%%

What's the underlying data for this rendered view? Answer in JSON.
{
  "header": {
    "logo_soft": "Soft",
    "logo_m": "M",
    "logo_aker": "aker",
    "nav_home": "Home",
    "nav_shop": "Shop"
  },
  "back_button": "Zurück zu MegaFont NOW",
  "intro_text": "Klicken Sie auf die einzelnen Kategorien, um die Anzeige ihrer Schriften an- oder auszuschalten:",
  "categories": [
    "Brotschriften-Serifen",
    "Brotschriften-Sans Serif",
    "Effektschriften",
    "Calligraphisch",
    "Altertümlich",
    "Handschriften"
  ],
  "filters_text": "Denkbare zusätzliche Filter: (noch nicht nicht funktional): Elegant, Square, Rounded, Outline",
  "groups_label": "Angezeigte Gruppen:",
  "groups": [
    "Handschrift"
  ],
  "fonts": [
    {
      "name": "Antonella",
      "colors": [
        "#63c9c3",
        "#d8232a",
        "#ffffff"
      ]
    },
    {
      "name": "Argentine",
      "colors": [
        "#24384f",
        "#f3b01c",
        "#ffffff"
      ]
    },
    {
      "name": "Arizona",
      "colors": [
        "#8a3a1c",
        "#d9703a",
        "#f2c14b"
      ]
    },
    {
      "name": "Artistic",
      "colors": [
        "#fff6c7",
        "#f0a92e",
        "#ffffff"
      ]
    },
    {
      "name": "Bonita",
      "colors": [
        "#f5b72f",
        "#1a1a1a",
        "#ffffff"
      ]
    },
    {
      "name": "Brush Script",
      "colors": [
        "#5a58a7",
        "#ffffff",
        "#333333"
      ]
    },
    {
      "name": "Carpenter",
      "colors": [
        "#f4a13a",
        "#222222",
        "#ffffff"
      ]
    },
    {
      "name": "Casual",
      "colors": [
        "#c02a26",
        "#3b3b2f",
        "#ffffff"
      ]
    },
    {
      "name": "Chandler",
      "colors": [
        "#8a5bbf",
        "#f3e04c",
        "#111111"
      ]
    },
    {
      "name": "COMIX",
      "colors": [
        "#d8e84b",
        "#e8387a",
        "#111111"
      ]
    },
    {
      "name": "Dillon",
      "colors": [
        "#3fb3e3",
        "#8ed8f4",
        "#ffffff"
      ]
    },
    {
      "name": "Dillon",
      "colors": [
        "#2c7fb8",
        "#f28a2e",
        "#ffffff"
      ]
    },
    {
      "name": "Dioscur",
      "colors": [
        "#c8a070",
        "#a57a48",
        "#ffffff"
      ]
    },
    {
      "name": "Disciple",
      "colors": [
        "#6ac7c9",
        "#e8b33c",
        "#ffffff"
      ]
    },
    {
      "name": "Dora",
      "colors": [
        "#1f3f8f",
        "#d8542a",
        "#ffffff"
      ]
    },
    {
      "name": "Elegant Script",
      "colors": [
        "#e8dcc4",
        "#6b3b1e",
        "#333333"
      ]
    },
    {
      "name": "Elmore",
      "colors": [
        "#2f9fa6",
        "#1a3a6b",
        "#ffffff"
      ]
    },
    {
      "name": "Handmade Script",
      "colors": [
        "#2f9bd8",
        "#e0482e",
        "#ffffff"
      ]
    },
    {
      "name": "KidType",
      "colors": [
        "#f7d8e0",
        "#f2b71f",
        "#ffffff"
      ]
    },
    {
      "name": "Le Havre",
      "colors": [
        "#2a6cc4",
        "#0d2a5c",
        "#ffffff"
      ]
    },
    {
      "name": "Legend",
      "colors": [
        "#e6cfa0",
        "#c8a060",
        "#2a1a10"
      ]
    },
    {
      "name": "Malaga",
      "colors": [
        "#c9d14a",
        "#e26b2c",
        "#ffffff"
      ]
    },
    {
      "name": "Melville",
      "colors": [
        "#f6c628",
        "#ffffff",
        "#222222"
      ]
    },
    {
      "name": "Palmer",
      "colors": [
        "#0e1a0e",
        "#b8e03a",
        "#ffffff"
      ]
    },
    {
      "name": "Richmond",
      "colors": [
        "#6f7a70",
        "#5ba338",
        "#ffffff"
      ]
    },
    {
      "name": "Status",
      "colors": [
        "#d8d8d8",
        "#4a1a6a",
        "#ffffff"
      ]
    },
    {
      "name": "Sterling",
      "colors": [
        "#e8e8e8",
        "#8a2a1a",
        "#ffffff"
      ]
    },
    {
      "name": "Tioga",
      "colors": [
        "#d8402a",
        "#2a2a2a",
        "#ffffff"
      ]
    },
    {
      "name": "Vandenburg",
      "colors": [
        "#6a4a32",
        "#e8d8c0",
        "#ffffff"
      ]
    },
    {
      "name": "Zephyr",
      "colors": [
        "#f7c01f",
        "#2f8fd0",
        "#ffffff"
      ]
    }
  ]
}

%%

Your objective
Set down all of the data above, word for word.

Reply
What's the underlying data for this rendered view? Answer in JSON.
{
  "header": {
    "logo_soft": "Soft",
    "logo_m": "M",
    "logo_aker": "aker",
    "nav_home": "Home",
    "nav_shop": "Shop"
  },
  "back_button": "Zurück zu MegaFont NOW",
  "intro_text": "Klicken Sie auf die einzelnen Kategorien, um die Anzeige ihrer Schriften an- oder auszuschalten:",
  "categories": [
    "Brotschriften-Serifen",
    "Brotschriften-Sans Serif",
    "Effektschriften",
    "Calligraphisch",
    "Altertümlich",
    "Handschriften"
  ],
  "filters_text": "Denkbare zusätzliche Filter: (noch nicht nicht funktional): Elegant, Square, Rounded, Outline",
  "groups_label": "Angezeigte Gruppen:",
  "groups": [
    "Handschrift"
  ],
  "fonts": [
    {
      "name": "Antonella",
      "colors": [
        "#63c9c3",
        "#d8232a",
        "#ffffff"
      ]
    },
    {
      "name": "Argentine",
      "colors": [
        "#24384f",
        "#f3b01c",
        "#ffffff"
      ]
    },
    {
      "name": "Arizona",
      "colors": [
        "#8a3a1c",
        "#d9703a",
        "#f2c14b"
      ]
    },
    {
      "name": "Artistic",
      "colors": [
        "#fff6c7",
        "#f0a92e",
        "#ffffff"
      ]
    },
    {
      "name": "Bonita",
      "colors": [
        "#f5b72f",
        "#1a1a1a",
        "#ffffff"
      ]
    },
    {
      "name": "Brush Script",
      "colors": [
        "#5a58a7",
        "#ffffff",
        "#333333"
      ]
    },
    {
      "name": "Carpenter",
      "colors": [
        "#f4a13a",
        "#222222",
        "#ffffff"
      ]
    },
    {
      "name": "Casual",
      "colors": [
        "#c02a26",
        "#3b3b2f",
        "#ffffff"
      ]
    },
    {
      "name": "Chandler",
      "colors": [
        "#8a5bbf",
        "#f3e04c",
        "#111111"
      ]
    },
    {
      "name": "COMIX",
      "colors": [
        "#d8e84b",
        "#e8387a",
        "#111111"
      ]
    },
    {
      "name": "Dillon",
      "colors": [
        "#3fb3e3",
        "#8ed8f4",
        "#ffffff"
      ]
    },
    {
      "name": "Dillon",
      "colors": [
        "#2c7fb8",
        "#f28a2e",
        "#ffffff"
      ]
    },
    {
      "name": "Dioscur",
      "colors": [
        "#c8a070",
        "#a57a48",
        "#ffffff"
      ]
    },
    {
      "name": "Disciple",
      "colors": [
        "#6ac7c9",
        "#e8b33c",
        "#ffffff"
      ]
    },
    {
      "name": "Dora",
      "colors": [
        "#1f3f8f",
        "#d8542a",
        "#ffffff"
      ]
    },
    {
      "name": "Elegant Script",
      "colors": [
        "#e8dcc4",
        "#6b3b1e",
        "#333333"
      ]
    },
    {
      "name": "Elmore",
      "colors": [
        "#2f9fa6",
        "#1a3a6b",
        "#ffffff"
      ]
    },
    {
      "name": "Handmade Script",
      "colors": [
        "#2f9bd8",
        "#e0482e",
        "#ffffff"
      ]
    },
    {
      "name": "KidType",
      "colors": [
        "#f7d8e0",
        "#f2b71f",
        "#ffffff"
      ]
    },
    {
      "name": "Le Havre",
      "colors": [
        "#2a6cc4",
        "#0d2a5c",
        "#ffffff"
      ]
    },
    {
      "name": "Legend",
      "colors": [
        "#e6cfa0",
        "#c8a060",
        "#2a1a10"
      ]
    },
    {
      "name": "Malaga",
      "colors": [
        "#c9d14a",
        "#e26b2c",
        "#ffffff"
      ]
    },
    {
      "name": "Melville",
      "colors": [
        "#f6c628",
        "#ffffff",
        "#222222"
      ]
    },
    {
      "name": "Palmer",
      "colors": [
        "#0e1a0e",
        "#b8e03a",
        "#ffffff"
      ]
    },
    {
      "name": "Richmond",
      "colors": [
        "#6f7a70",
        "#5ba338",
        "#ffffff"
      ]
    },
    {
      "name": "Status",
      "colors": [
        "#d8d8d8",
        "#4a1a6a",
        "#ffffff"
      ]
    },
    {
      "name": "Sterling",
      "colors": [
        "#e8e8e8",
        "#8a2a1a",
        "#ffffff"
      ]
    },
    {
      "name": "Tioga",
      "colors": [
        "#d8402a",
        "#2a2a2a",
        "#ffffff"
      ]
    },
    {
      "name": "Vandenburg",
      "colors": [
        "#6a4a32",
        "#e8d8c0",
        "#ffffff"
      ]
    },
    {
      "name": "Zephyr",
      "colors": [
        "#f7c01f",
        "#2f8fd0",
        "#ffffff"
      ]
    }
  ]
}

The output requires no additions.